> [AIM OF THE TASK]: Type every record exactly as it appears.

Stored data entries:
-- start --
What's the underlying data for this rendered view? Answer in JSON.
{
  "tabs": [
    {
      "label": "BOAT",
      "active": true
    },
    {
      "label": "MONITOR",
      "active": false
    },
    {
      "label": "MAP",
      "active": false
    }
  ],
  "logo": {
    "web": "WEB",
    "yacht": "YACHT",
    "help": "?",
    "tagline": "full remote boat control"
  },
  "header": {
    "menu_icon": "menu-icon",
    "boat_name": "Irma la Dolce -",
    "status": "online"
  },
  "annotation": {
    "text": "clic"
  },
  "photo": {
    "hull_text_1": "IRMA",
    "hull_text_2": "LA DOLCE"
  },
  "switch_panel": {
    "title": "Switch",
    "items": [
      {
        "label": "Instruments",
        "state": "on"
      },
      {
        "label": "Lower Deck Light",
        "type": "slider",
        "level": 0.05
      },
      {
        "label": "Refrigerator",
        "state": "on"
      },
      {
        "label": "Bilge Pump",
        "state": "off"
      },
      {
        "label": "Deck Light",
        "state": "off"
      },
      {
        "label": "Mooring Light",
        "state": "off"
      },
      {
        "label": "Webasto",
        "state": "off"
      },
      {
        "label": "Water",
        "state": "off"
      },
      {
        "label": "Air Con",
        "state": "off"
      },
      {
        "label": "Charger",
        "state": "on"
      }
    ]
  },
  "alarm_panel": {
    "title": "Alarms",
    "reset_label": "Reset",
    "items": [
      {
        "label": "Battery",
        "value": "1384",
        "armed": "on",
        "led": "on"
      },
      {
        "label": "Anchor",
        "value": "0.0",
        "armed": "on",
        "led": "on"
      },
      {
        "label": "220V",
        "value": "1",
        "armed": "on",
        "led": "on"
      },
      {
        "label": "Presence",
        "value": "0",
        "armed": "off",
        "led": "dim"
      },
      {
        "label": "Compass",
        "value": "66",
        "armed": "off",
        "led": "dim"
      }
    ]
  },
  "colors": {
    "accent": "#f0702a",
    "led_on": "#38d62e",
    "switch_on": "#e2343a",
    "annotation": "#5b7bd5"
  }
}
-- end --
> [PROBLEM SOLUTION]:
What's the underlying data for this rendered view? Answer in JSON.
{
  "tabs": [
    {
      "label": "BOAT",
      "active": true
    },
    {
      "label": "MONITOR",
      "active": false
    },
    {
      "label": "MAP",
      "active": false
    }
  ],
  "logo": {
    "web": "WEB",
    "yacht": "YACHT",
    "help": "?",
    "tagline": "full remote boat control"
  },
  "header": {
    "menu_icon": "menu-icon",
    "boat_name": "Irma la Dolce -",
    "status": "online"
  },
  "annotation": {
    "text": "clic"
  },
  "photo": {
    "hull_text_1": "IRMA",
    "hull_text_2": "LA DOLCE"
  },
  "switch_panel": {
    "title": "Switch",
    "items": [
      {
        "label": "Instruments",
        "state": "on"
      },
      {
        "label": "Lower Deck Light",
        "type": "slider",
        "level": 0.05
      },
      {
        "label": "Refrigerator",
        "state": "on"
      },
      {
        "label": "Bilge Pump",
        "state": "off"
      },
      {
        "label": "Deck Light",
        "state": "off"
      },
      {
        "label": "Mooring Light",
        "state": "off"
      },
      {
        "label": "Webasto",
        "state": "off"
      },
      {
        "label": "Water",
        "state": "off"
      },
      {
        "label": "Air Con",
        "state": "off"
      },
      {
        "label": "Charger",
        "state": "on"
      }
    ]
  },
  "alarm_panel": {
    "title": "Alarms",
    "reset_label": "Reset",
    "items": [
      {
        "label": "Battery",
        "value": "1384",
        "armed": "on",
        "led": "on"
      },
      {
        "label": "Anchor",
        "value": "0.0",
        "armed": "on",
        "led": "on"
      },
      {
        "label": "220V",
        "value": "1",
        "armed": "on",
        "led": "on"
      },
      {
        "label": "Presence",
        "value": "0",
        "armed": "off",
        "led": "dim"
      },
      {
        "label": "Compass",
        "value": "66",
        "armed": "off",
        "led": "dim"
      }
    ]
  },
  "colors": {
    "accent": "#f0702a",
    "led_on": "#38d62e",
    "switch_on": "#e2343a",
    "annotation": "#5b7bd5"
  }
}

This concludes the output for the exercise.